* **Required task**:
Return every record below exactly as written, omitting any pictures.

- - - - - - -

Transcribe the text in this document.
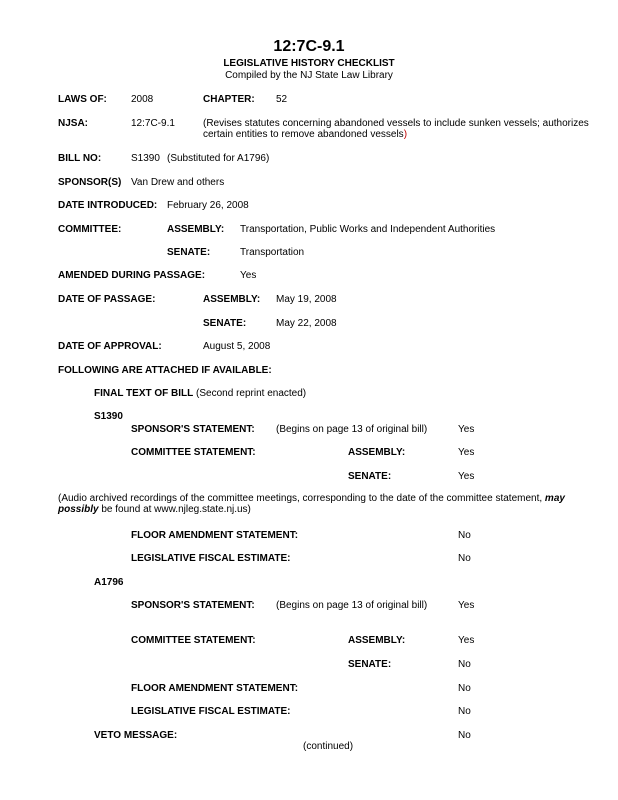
12:7C-9.1
LEGISLATIVE HISTORY CHECKLIST
Compiled by the NJ State Law Library
LAWS OF: 2008	CHAPTER: 52
NJSA:	12:7C-9.1	(Revises statutes concerning abandoned vessels to include sunken vessels; authorizes
certain entities to remove abandoned vessels)
BILL NO:	S1390 (Substituted for A1796)
SPONSOR(S) Van Drew and others
DATE INTRODUCED: February 26, 2008
COMMITTEE:	ASSEMBLY: Transportation, Public Works and Independent Authorities
SENATE:	Transportation
AMENDED DURING PASSAGE:	Yes
DATE OF PASSAGE:	ASSEMBLY: May 19, 2008
SENATE:	May 22, 2008
DATE OF APPROVAL:	August 5, 2008
FOLLOWING ARE ATTACHED IF AVAILABLE:
FINAL TEXT OF BILL (Second reprint enacted)
S1390
SPONSOR'S STATEMENT: (Begins on page 13 of original bill)	Yes
COMMITTEE STATEMENT:	ASSEMBLY:	Yes
SENATE:	Yes
(Audio archived recordings of the committee meetings, corresponding to the date of the committee statement, may possibly be found at www.njleg.state.nj.us)
FLOOR AMENDMENT STATEMENT:	No
LEGISLATIVE FISCAL ESTIMATE:	No
A1796
SPONSOR'S STATEMENT: (Begins on page 13 of original bill)	Yes
COMMITTEE STATEMENT:	ASSEMBLY:	Yes
SENATE:	No
FLOOR AMENDMENT STATEMENT:	No
LEGISLATIVE FISCAL ESTIMATE:	No
VETO MESSAGE:	No
(continued)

- - - - - - -

* **Expected output**:
Transcribe the text in this document.
12:7C-9.1
LEGISLATIVE HISTORY CHECKLIST
Compiled by the NJ State Law Library
LAWS OF: 2008	CHAPTER: 52
NJSA:	12:7C-9.1	(Revises statutes concerning abandoned vessels to include sunken vessels; authorizes
certain entities to remove abandoned vessels)
BILL NO:	S1390 (Substituted for A1796)
SPONSOR(S) Van Drew and others
DATE INTRODUCED: February 26, 2008
COMMITTEE:	ASSEMBLY: Transportation, Public Works and Independent Authorities
SENATE:	Transportation
AMENDED DURING PASSAGE:	Yes
DATE OF PASSAGE:	ASSEMBLY: May 19, 2008
SENATE:	May 22, 2008
DATE OF APPROVAL:	August 5, 2008
FOLLOWING ARE ATTACHED IF AVAILABLE:
FINAL TEXT OF BILL (Second reprint enacted)
S1390
SPONSOR'S STATEMENT: (Begins on page 13 of original bill)	Yes
COMMITTEE STATEMENT:	ASSEMBLY:	Yes
SENATE:	Yes
(Audio archived recordings of the committee meetings, corresponding to the date of the committee statement, may possibly be found at www.njleg.state.nj.us)
FLOOR AMENDMENT STATEMENT:	No
LEGISLATIVE FISCAL ESTIMATE:	No
A1796
SPONSOR'S STATEMENT: (Begins on page 13 of original bill)	Yes
COMMITTEE STATEMENT:	ASSEMBLY:	Yes
SENATE:	No
FLOOR AMENDMENT STATEMENT:	No
LEGISLATIVE FISCAL ESTIMATE:	No
VETO MESSAGE:	No
(continued)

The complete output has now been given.